### [Directive]
All of the records below should be output exactly.
==================================================
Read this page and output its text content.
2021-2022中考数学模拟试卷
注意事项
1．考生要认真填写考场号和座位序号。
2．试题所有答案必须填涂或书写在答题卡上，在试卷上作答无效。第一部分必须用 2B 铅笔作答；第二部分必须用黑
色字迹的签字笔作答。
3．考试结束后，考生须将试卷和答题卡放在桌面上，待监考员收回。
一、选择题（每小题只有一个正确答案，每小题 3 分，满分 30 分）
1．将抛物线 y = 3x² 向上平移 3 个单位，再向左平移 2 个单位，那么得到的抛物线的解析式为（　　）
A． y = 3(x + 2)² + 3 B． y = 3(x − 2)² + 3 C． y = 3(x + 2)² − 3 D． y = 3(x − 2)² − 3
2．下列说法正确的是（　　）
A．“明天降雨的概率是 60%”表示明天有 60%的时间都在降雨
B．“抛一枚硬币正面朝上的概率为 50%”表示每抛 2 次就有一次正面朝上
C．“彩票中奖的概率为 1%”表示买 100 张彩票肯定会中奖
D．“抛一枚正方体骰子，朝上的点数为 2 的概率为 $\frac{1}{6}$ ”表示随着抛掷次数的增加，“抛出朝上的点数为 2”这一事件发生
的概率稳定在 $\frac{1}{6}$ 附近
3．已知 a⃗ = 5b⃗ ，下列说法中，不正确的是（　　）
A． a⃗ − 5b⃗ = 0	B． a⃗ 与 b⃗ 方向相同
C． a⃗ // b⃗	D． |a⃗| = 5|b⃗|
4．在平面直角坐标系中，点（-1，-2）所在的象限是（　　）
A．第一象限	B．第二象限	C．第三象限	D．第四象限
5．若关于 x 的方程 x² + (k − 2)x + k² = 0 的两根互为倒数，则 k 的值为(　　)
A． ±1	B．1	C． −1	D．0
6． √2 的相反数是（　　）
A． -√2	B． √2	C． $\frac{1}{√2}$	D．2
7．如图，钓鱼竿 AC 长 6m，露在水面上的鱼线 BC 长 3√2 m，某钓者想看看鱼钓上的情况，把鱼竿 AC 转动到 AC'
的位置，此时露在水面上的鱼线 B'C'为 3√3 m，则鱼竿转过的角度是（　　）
==================================================
### [Final answer]
Read this page and output its text content.
2021-2022中考数学模拟试卷
注意事项
1．考生要认真填写考场号和座位序号。
2．试题所有答案必须填涂或书写在答题卡上，在试卷上作答无效。第一部分必须用 2B 铅笔作答；第二部分必须用黑
色字迹的签字笔作答。
3．考试结束后，考生须将试卷和答题卡放在桌面上，待监考员收回。
一、选择题（每小题只有一个正确答案，每小题 3 分，满分 30 分）
1．将抛物线 y = 3x² 向上平移 3 个单位，再向左平移 2 个单位，那么得到的抛物线的解析式为（　　）
A． y = 3(x + 2)² + 3 B． y = 3(x − 2)² + 3 C． y = 3(x + 2)² − 3 D． y = 3(x − 2)² − 3
2．下列说法正确的是（　　）
A．“明天降雨的概率是 60%”表示明天有 60%的时间都在降雨
B．“抛一枚硬币正面朝上的概率为 50%”表示每抛 2 次就有一次正面朝上
C．“彩票中奖的概率为 1%”表示买 100 张彩票肯定会中奖
D．“抛一枚正方体骰子，朝上的点数为 2 的概率为 $\frac{1}{6}$ ”表示随着抛掷次数的增加，“抛出朝上的点数为 2”这一事件发生
的概率稳定在 $\frac{1}{6}$ 附近
3．已知 a⃗ = 5b⃗ ，下列说法中，不正确的是（　　）
A． a⃗ − 5b⃗ = 0	B． a⃗ 与 b⃗ 方向相同
C． a⃗ // b⃗	D． |a⃗| = 5|b⃗|
4．在平面直角坐标系中，点（-1，-2）所在的象限是（　　）
A．第一象限	B．第二象限	C．第三象限	D．第四象限
5．若关于 x 的方程 x² + (k − 2)x + k² = 0 的两根互为倒数，则 k 的值为(　　)
A． ±1	B．1	C． −1	D．0
6． √2 的相反数是（　　）
A． -√2	B． √2	C． $\frac{1}{√2}$	D．2
7．如图，钓鱼竿 AC 长 6m，露在水面上的鱼线 BC 长 3√2 m，某钓者想看看鱼钓上的情况，把鱼竿 AC 转动到 AC'
的位置，此时露在水面上的鱼线 B'C'为 3√3 m，则鱼竿转过的角度是（　　）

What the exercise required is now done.